RAW DATA
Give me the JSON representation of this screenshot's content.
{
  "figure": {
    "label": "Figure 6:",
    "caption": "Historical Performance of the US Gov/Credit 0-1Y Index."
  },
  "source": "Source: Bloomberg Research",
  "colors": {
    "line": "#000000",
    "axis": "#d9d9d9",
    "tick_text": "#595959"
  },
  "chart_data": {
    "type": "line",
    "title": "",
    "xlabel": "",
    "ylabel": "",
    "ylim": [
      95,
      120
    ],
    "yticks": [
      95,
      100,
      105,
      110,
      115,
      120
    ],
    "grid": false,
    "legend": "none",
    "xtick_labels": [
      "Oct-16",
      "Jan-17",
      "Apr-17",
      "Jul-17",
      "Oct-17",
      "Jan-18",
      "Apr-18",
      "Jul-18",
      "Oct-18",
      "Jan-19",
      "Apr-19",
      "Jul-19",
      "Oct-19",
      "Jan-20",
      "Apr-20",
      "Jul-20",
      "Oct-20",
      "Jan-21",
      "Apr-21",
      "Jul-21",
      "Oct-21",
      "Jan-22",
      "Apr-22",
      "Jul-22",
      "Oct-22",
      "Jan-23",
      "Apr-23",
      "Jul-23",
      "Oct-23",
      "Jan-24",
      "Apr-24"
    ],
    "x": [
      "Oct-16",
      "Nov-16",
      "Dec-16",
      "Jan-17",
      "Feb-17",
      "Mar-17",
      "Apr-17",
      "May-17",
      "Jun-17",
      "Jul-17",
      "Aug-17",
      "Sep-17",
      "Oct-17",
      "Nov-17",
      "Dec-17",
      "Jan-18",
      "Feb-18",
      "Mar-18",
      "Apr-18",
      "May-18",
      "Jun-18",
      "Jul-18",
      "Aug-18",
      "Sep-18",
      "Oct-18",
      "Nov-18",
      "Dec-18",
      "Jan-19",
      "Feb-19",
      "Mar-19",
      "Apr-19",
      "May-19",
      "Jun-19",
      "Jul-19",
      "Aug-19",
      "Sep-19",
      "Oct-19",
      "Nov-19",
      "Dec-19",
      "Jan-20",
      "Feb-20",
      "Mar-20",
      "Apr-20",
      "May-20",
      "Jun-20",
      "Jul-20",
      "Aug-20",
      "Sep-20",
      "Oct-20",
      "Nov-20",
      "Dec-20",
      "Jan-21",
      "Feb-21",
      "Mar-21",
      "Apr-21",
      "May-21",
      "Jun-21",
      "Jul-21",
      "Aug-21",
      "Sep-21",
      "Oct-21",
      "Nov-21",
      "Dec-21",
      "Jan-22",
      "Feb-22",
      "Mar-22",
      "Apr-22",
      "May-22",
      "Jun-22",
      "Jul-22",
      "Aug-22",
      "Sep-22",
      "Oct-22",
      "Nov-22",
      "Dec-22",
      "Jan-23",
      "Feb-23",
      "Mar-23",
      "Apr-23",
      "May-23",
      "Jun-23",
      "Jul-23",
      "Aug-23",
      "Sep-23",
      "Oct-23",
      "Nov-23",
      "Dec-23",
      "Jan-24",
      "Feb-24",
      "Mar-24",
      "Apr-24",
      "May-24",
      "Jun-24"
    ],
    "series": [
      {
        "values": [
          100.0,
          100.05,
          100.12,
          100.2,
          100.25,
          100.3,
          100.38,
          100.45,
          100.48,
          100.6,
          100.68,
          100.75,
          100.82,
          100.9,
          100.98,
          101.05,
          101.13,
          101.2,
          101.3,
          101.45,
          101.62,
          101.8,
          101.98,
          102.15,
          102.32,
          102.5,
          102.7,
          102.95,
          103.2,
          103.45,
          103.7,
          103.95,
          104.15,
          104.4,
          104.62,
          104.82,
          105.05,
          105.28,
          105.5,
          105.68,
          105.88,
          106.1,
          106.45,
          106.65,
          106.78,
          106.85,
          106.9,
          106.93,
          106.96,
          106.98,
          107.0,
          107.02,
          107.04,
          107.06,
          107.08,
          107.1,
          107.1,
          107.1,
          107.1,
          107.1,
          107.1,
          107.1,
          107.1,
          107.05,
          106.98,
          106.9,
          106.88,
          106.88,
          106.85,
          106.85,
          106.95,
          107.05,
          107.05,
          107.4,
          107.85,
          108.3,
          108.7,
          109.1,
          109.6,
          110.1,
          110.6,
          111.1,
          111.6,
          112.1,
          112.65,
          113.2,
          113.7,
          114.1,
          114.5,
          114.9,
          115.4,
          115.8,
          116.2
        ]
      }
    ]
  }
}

WHAT TO WORK ON
Repeat the records above exactly.

RESPONSE TO THIS EXERCISE
Give me the JSON representation of this screenshot's content.
{
  "figure": {
    "label": "Figure 6:",
    "caption": "Historical Performance of the US Gov/Credit 0-1Y Index."
  },
  "source": "Source: Bloomberg Research",
  "colors": {
    "line": "#000000",
    "axis": "#d9d9d9",
    "tick_text": "#595959"
  },
  "chart_data": {
    "type": "line",
    "title": "",
    "xlabel": "",
    "ylabel": "",
    "ylim": [
      95,
      120
    ],
    "yticks": [
      95,
      100,
      105,
      110,
      115,
      120
    ],
    "grid": false,
    "legend": "none",
    "xtick_labels": [
      "Oct-16",
      "Jan-17",
      "Apr-17",
      "Jul-17",
      "Oct-17",
      "Jan-18",
      "Apr-18",
      "Jul-18",
      "Oct-18",
      "Jan-19",
      "Apr-19",
      "Jul-19",
      "Oct-19",
      "Jan-20",
      "Apr-20",
      "Jul-20",
      "Oct-20",
      "Jan-21",
      "Apr-21",
      "Jul-21",
      "Oct-21",
      "Jan-22",
      "Apr-22",
      "Jul-22",
      "Oct-22",
      "Jan-23",
      "Apr-23",
      "Jul-23",
      "Oct-23",
      "Jan-24",
      "Apr-24"
    ],
    "x": [
      "Oct-16",
      "Nov-16",
      "Dec-16",
      "Jan-17",
      "Feb-17",
      "Mar-17",
      "Apr-17",
      "May-17",
      "Jun-17",
      "Jul-17",
      "Aug-17",
      "Sep-17",
      "Oct-17",
      "Nov-17",
      "Dec-17",
      "Jan-18",
      "Feb-18",
      "Mar-18",
      "Apr-18",
      "May-18",
      "Jun-18",
      "Jul-18",
      "Aug-18",
      "Sep-18",
      "Oct-18",
      "Nov-18",
      "Dec-18",
      "Jan-19",
      "Feb-19",
      "Mar-19",
      "Apr-19",
      "May-19",
      "Jun-19",
      "Jul-19",
      "Aug-19",
      "Sep-19",
      "Oct-19",
      "Nov-19",
      "Dec-19",
      "Jan-20",
      "Feb-20",
      "Mar-20",
      "Apr-20",
      "May-20",
      "Jun-20",
      "Jul-20",
      "Aug-20",
      "Sep-20",
      "Oct-20",
      "Nov-20",
      "Dec-20",
      "Jan-21",
      "Feb-21",
      "Mar-21",
      "Apr-21",
      "May-21",
      "Jun-21",
      "Jul-21",
      "Aug-21",
      "Sep-21",
      "Oct-21",
      "Nov-21",
      "Dec-21",
      "Jan-22",
      "Feb-22",
      "Mar-22",
      "Apr-22",
      "May-22",
      "Jun-22",
      "Jul-22",
      "Aug-22",
      "Sep-22",
      "Oct-22",
      "Nov-22",
      "Dec-22",
      "Jan-23",
      "Feb-23",
      "Mar-23",
      "Apr-23",
      "May-23",
      "Jun-23",
      "Jul-23",
      "Aug-23",
      "Sep-23",
      "Oct-23",
      "Nov-23",
      "Dec-23",
      "Jan-24",
      "Feb-24",
      "Mar-24",
      "Apr-24",
      "May-24",
      "Jun-24"
    ],
    "series": [
      {
        "values": [
          100.0,
          100.05,
          100.12,
          100.2,
          100.25,
          100.3,
          100.38,
          100.45,
          100.48,
          100.6,
          100.68,
          100.75,
          100.82,
          100.9,
          100.98,
          101.05,
          101.13,
          101.2,
          101.3,
          101.45,
          101.62,
          101.8,
          101.98,
          102.15,
          102.32,
          102.5,
          102.7,
          102.95,
          103.2,
          103.45,
          103.7,
          103.95,
          104.15,
          104.4,
          104.62,
          104.82,
          105.05,
          105.28,
          105.5,
          105.68,
          105.88,
          106.1,
          106.45,
          106.65,
          106.78,
          106.85,
          106.9,
          106.93,
          106.96,
          106.98,
          107.0,
          107.02,
          107.04,
          107.06,
          107.08,
          107.1,
          107.1,
          107.1,
          107.1,
          107.1,
          107.1,
          107.1,
          107.1,
          107.05,
          106.98,
          106.9,
          106.88,
          106.88,
          106.85,
          106.85,
          106.95,
          107.05,
          107.05,
          107.4,
          107.85,
          108.3,
          108.7,
          109.1,
          109.6,
          110.1,
          110.6,
          111.1,
          111.6,
          112.1,
          112.65,
          113.2,
          113.7,
          114.1,
          114.5,
          114.9,
          115.4,
          115.8,
          116.2
        ]
      }
    ]
  }
}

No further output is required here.